Find all lines in the records that include the word "this", and copy them out.

(Saved data entries)
═══
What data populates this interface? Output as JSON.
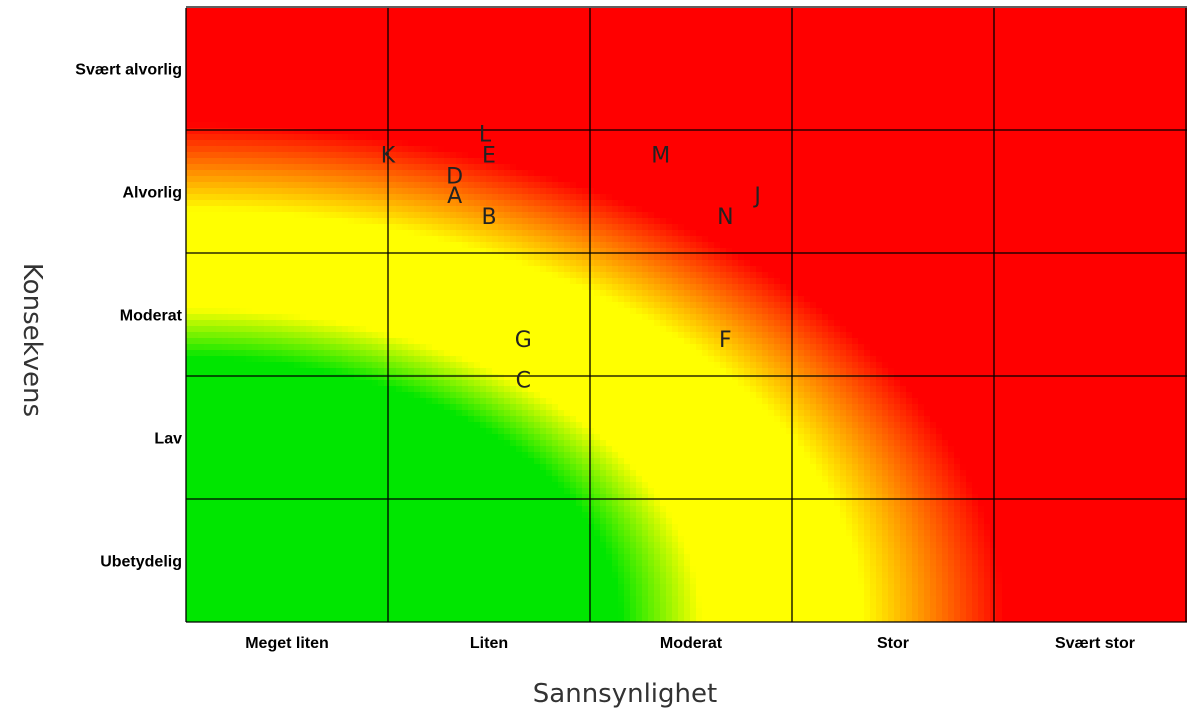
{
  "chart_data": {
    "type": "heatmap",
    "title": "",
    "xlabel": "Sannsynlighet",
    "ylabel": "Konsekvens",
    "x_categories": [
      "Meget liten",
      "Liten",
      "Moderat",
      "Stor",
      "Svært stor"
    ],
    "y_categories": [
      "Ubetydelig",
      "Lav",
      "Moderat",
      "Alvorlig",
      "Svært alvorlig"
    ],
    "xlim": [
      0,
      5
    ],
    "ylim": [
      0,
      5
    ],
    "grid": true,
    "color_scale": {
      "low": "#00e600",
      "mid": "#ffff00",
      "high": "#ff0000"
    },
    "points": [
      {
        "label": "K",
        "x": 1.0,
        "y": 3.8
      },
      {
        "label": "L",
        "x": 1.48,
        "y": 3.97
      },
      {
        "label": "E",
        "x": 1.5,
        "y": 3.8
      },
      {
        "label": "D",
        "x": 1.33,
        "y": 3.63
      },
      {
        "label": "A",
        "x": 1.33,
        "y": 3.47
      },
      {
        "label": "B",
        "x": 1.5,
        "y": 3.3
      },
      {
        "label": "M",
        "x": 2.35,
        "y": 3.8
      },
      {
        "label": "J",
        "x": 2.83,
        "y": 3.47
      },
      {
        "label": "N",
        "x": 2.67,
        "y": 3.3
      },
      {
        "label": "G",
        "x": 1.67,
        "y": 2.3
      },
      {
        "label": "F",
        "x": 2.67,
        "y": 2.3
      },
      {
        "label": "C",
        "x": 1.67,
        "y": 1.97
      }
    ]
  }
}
═══
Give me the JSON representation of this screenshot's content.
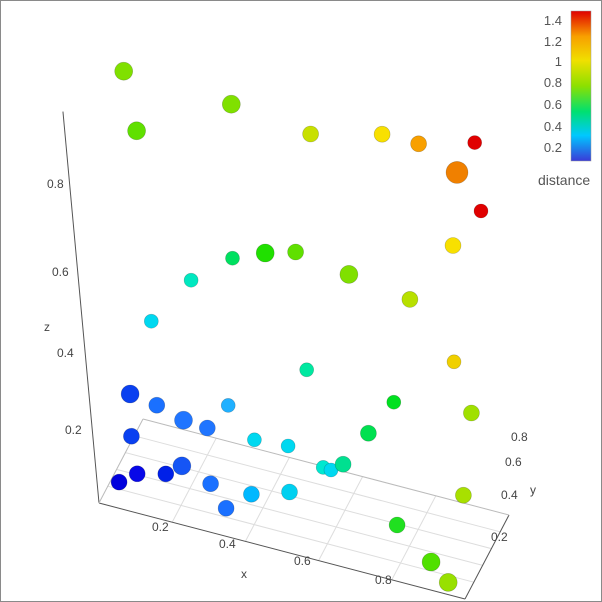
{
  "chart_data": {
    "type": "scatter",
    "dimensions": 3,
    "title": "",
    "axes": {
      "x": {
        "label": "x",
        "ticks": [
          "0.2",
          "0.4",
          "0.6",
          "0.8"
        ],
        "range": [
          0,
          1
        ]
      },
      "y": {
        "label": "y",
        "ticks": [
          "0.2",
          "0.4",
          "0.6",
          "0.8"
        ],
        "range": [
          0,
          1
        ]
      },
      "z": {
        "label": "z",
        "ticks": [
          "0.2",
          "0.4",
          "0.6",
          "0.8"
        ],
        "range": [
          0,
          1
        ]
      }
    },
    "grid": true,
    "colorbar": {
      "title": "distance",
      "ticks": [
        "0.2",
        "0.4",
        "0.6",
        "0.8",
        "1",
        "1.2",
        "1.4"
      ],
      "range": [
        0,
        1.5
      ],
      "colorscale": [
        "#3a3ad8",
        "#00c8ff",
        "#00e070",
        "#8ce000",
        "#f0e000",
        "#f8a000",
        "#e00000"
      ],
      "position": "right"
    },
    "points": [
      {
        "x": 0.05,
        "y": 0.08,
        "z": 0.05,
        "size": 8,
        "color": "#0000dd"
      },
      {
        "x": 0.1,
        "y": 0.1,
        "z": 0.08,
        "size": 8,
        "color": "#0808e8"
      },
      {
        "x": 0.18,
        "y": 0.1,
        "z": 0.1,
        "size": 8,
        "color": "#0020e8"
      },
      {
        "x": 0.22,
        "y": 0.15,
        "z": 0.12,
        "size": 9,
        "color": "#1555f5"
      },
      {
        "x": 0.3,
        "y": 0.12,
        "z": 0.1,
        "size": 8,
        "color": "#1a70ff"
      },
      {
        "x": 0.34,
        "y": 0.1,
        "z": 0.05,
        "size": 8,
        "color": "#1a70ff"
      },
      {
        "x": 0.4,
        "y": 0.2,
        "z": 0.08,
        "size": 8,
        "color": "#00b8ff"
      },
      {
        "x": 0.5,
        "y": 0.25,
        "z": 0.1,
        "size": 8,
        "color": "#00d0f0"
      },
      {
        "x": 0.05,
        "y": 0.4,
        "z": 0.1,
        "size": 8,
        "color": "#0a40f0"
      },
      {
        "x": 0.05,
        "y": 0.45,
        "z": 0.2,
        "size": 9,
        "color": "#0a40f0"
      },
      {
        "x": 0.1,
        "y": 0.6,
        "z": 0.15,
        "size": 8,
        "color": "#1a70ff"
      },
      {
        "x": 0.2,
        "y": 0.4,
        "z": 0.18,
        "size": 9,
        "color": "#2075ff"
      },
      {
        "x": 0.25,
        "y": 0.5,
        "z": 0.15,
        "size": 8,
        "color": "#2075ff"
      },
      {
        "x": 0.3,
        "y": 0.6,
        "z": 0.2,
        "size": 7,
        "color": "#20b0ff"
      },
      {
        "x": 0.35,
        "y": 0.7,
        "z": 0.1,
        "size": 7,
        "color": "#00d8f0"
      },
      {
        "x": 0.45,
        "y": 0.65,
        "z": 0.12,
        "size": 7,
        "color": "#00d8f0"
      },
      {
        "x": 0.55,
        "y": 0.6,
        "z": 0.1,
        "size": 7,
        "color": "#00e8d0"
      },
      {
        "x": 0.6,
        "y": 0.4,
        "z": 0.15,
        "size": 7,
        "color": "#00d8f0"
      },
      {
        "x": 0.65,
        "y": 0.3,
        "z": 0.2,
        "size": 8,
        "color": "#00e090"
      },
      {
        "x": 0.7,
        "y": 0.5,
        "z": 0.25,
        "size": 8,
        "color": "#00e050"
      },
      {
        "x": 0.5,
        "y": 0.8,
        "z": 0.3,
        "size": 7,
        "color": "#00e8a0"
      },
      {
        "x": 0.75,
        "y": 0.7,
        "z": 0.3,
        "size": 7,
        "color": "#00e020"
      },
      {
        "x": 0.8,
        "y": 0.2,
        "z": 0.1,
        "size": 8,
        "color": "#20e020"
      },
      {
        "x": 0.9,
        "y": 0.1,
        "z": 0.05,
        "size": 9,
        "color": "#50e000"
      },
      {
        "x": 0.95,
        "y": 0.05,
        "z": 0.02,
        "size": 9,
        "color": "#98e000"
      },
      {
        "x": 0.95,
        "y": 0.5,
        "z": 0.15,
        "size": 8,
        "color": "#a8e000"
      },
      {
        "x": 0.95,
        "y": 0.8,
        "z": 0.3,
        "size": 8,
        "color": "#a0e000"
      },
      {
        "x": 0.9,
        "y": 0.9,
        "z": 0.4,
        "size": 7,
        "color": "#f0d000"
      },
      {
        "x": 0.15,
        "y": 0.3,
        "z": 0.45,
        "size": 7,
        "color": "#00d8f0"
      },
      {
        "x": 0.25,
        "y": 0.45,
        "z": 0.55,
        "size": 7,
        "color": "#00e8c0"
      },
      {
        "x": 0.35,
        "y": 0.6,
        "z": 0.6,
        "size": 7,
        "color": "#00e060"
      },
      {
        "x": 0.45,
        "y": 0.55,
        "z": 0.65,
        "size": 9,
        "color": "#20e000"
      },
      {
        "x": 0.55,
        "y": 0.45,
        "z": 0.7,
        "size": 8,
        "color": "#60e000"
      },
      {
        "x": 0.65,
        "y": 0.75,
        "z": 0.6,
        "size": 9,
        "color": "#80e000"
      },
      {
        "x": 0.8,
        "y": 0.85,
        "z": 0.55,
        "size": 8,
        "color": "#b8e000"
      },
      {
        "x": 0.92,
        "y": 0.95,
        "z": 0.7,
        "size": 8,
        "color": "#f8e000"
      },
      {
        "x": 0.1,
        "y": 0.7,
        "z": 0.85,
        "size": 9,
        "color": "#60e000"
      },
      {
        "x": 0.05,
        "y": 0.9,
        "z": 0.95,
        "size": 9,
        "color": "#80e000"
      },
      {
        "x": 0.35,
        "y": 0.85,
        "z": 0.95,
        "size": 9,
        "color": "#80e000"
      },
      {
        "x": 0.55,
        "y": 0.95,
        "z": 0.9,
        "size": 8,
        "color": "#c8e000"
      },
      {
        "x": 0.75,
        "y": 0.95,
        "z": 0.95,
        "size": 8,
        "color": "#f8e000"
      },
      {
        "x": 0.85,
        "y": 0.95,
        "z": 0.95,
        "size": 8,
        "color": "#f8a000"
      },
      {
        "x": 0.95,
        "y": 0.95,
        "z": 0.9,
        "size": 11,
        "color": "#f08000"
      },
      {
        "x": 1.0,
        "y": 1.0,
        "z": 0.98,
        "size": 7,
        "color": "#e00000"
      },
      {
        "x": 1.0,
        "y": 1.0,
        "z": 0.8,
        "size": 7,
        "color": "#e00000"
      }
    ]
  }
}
═══
# Finished task:
What data populates this interface? Output as JSON.
Give me the JSON representation of this screenshot's content.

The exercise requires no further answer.